▸ **Available data**:

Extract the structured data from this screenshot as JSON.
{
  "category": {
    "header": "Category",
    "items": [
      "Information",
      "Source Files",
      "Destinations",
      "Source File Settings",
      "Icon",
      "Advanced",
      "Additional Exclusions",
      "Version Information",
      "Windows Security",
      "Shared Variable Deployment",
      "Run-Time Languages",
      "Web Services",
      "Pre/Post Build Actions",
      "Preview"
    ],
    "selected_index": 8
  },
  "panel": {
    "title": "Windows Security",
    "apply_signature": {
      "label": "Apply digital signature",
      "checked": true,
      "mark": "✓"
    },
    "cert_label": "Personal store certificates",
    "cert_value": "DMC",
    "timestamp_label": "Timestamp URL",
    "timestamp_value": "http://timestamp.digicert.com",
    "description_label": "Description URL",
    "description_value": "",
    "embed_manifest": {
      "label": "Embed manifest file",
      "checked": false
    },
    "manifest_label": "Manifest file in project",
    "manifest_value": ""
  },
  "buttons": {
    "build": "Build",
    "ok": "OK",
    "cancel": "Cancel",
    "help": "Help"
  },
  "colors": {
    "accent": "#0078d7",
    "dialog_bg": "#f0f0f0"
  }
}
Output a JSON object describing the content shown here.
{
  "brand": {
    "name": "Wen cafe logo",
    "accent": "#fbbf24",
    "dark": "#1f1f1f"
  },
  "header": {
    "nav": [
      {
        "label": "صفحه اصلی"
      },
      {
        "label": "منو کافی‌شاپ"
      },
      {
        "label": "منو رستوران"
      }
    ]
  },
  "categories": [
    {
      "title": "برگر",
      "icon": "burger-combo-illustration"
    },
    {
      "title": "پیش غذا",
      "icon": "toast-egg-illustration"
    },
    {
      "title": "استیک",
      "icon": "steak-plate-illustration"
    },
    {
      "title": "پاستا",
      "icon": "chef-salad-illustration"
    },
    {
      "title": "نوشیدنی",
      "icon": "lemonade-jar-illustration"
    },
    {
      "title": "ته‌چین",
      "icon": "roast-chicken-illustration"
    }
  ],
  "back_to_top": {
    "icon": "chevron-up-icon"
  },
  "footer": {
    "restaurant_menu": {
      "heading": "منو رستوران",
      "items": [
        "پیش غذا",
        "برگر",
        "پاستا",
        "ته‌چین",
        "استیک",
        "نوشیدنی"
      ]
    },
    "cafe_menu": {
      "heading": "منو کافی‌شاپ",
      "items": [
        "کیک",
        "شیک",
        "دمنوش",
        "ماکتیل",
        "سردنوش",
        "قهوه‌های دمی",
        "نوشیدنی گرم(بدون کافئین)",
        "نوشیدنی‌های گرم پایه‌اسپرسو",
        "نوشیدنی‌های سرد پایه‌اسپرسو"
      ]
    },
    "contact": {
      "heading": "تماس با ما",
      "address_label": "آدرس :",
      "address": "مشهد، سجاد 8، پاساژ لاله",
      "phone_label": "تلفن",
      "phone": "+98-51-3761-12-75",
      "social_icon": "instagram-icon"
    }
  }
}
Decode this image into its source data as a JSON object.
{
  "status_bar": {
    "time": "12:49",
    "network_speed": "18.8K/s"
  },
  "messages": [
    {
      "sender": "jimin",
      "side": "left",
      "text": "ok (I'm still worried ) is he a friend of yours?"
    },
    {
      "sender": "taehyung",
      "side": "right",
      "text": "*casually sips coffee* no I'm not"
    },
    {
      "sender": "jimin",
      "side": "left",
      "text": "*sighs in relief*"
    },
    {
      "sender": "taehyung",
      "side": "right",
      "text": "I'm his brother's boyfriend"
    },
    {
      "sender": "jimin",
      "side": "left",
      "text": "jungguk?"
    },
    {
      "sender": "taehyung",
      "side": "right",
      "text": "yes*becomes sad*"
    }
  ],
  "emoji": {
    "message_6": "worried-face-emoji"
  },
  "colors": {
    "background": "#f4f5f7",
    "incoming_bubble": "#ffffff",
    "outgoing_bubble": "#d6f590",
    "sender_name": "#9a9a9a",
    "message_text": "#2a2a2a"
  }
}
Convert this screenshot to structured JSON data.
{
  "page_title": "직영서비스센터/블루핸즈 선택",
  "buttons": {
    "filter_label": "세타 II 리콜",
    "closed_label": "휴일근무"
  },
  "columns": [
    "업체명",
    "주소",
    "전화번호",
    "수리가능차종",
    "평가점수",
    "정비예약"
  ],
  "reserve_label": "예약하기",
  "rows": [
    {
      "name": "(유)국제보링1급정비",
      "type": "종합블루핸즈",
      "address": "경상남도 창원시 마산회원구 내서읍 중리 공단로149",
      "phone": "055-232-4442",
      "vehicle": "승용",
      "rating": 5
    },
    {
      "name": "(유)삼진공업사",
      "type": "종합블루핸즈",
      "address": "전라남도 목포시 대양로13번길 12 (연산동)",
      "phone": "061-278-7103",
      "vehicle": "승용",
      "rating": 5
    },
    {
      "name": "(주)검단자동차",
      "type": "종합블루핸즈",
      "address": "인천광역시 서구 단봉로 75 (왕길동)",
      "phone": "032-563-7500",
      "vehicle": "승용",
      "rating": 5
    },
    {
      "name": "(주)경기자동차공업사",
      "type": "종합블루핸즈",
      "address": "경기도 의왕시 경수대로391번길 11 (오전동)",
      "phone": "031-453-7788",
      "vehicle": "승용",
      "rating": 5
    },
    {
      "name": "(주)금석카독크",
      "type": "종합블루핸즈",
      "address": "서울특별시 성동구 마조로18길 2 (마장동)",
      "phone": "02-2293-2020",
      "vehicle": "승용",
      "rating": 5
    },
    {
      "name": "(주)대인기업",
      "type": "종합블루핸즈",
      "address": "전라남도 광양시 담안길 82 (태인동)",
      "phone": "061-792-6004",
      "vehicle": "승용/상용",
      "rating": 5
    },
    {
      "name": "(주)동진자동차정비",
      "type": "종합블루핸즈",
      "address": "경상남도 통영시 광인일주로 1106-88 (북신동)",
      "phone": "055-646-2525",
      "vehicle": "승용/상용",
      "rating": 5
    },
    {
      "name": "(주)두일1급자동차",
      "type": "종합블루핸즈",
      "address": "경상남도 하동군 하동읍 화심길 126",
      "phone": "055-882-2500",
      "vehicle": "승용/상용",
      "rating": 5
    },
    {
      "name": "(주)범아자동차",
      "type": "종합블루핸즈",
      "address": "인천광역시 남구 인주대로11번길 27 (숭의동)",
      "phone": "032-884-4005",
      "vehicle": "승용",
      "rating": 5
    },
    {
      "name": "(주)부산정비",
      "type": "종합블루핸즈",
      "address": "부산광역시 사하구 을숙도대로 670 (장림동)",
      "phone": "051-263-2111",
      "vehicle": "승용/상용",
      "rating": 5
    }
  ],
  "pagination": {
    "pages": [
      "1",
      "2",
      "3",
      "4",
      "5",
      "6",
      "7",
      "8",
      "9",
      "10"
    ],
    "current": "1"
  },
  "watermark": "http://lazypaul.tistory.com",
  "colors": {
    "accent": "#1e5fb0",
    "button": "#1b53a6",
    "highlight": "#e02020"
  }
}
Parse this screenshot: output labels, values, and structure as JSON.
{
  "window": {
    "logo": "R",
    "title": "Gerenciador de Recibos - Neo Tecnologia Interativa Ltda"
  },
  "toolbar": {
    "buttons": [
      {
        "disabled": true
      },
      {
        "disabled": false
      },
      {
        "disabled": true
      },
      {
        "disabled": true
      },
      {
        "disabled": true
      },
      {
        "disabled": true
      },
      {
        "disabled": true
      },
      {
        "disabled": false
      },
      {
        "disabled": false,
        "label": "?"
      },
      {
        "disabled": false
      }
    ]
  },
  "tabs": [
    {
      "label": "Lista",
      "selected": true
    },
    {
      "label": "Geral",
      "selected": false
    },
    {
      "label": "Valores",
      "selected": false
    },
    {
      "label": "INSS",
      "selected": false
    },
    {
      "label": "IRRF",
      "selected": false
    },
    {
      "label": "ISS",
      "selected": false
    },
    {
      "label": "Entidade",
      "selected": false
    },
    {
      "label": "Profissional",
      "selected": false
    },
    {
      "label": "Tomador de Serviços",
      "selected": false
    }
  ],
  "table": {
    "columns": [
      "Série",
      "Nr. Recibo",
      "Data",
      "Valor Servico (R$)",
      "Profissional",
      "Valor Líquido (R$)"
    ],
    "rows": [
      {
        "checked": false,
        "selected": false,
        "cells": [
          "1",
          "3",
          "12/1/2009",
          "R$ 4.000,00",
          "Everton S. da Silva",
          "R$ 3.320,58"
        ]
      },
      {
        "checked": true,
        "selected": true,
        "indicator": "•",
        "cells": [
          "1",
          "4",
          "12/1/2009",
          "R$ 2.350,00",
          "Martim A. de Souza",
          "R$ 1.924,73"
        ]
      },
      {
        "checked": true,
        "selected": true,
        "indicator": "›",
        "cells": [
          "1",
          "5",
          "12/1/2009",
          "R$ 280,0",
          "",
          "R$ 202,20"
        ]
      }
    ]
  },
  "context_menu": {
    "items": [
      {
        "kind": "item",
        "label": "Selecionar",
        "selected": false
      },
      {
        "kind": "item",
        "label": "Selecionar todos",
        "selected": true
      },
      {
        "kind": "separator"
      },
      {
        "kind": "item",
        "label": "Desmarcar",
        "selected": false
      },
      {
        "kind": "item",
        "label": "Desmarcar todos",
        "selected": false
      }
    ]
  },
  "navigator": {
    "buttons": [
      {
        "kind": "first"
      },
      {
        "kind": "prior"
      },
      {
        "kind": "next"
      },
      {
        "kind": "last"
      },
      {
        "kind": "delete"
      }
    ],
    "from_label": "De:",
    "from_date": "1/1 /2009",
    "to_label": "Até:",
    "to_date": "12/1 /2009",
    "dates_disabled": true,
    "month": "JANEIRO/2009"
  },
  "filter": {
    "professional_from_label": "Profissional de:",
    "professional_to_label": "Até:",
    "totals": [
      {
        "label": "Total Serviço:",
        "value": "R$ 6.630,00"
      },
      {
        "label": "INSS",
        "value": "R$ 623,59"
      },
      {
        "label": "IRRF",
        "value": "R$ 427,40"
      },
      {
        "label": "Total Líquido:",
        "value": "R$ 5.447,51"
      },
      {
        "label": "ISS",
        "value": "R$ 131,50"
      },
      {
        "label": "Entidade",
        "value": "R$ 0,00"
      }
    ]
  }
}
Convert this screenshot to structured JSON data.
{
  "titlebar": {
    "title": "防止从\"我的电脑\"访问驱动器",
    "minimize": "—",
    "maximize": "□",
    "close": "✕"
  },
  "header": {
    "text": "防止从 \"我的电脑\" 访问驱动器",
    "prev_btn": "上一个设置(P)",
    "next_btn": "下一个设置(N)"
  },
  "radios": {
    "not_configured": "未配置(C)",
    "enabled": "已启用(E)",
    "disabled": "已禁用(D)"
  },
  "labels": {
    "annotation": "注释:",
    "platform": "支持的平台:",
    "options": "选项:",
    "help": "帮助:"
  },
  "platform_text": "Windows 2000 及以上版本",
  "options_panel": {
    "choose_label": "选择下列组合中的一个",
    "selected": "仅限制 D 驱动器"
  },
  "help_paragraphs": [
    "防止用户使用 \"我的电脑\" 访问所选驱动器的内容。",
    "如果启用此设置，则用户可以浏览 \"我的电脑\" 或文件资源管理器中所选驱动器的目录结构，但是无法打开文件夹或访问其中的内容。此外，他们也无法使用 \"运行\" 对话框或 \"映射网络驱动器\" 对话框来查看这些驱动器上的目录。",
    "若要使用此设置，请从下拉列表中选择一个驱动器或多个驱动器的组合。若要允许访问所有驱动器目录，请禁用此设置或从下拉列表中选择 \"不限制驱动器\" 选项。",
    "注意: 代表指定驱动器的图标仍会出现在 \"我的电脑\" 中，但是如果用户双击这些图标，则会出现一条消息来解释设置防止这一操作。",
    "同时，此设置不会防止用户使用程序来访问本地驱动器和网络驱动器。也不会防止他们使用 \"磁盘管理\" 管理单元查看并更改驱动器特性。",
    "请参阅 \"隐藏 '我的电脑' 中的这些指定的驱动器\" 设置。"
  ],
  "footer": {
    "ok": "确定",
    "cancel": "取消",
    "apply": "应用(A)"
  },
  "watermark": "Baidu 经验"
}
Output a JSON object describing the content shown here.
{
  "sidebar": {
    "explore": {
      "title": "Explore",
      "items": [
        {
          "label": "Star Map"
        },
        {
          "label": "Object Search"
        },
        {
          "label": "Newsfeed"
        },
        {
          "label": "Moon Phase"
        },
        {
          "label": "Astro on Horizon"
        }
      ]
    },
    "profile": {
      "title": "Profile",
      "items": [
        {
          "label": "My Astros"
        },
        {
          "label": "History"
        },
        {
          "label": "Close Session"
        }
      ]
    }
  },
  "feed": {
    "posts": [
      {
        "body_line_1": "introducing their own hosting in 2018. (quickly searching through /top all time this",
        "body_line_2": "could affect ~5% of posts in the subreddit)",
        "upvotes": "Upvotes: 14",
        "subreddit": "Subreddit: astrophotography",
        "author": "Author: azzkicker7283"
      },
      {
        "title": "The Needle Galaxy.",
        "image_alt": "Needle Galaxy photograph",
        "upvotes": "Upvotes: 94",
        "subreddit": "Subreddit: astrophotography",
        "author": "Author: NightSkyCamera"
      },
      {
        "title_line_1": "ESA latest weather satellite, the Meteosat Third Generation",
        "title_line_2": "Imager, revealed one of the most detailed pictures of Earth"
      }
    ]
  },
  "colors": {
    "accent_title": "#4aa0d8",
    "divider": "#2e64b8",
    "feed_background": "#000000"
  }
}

▸ **Task requirements**:
Pick out lines containing the word "Galaxy", each one as written.

▸ **Exercise answer**:
        "title": "The Needle Galaxy.",
        "image_alt": "Needle Galaxy photograph",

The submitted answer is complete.